* SUPPLIED INFORMATION
....

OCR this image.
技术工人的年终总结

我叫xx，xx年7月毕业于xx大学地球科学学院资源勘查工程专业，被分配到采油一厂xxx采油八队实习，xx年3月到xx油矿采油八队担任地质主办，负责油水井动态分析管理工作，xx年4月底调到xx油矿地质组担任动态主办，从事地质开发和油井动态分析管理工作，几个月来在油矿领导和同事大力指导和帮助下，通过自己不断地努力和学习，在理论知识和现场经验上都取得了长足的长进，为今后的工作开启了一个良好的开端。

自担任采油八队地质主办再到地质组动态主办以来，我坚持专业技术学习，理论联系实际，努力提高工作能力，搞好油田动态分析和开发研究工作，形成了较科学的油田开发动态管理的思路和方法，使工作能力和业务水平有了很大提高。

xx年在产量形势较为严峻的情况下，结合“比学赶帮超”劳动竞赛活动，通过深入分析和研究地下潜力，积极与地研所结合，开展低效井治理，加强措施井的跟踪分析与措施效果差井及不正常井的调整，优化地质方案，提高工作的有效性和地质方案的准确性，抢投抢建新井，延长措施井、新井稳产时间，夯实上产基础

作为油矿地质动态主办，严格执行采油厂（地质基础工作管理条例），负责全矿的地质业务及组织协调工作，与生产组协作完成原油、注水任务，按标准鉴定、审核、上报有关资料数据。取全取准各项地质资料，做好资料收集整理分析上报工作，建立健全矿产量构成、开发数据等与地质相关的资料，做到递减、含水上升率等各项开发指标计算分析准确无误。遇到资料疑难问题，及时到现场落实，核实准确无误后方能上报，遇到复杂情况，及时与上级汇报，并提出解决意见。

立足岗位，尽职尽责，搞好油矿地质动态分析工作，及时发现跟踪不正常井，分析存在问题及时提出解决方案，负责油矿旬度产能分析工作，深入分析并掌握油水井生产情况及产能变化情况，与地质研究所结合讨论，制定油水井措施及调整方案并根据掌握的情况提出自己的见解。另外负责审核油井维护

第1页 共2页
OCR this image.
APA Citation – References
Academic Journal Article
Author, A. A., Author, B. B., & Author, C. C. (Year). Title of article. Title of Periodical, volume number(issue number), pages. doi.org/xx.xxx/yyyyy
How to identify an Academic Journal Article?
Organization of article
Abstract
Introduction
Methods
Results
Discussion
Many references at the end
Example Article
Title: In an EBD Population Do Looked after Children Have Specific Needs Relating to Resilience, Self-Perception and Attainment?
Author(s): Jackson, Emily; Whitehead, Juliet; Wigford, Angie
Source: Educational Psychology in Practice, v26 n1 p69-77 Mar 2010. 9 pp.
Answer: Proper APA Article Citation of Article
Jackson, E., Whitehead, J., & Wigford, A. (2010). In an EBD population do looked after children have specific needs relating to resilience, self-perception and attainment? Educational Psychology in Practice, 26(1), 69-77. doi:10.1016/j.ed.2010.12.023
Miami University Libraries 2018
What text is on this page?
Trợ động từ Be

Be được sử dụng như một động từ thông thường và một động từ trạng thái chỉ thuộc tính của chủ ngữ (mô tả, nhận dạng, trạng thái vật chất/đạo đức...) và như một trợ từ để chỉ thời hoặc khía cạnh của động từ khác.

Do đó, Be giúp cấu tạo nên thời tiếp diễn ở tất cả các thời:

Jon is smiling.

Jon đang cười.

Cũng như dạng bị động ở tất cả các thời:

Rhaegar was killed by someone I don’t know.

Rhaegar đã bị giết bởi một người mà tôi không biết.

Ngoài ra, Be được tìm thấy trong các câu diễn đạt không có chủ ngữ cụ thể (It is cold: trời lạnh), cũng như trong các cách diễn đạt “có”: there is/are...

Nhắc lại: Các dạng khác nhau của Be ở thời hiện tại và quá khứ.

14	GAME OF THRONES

....

* WHAT YOU NEED TO DO
Which lines include "Wigford"? Copy each of them out.

* RESULT FOR THIS TASK
Author(s): Jackson, Emily; Whitehead, Juliet; Wigford, Angie
Jackson, E., Whitehead, J., & Wigford, A. (2010). In an EBD population do looked after children have specific needs relating to resilience, self-perception and attainment? Educational Psychology in Practice, 26(1), 69-77. doi:10.1016/j.ed.2010.12.023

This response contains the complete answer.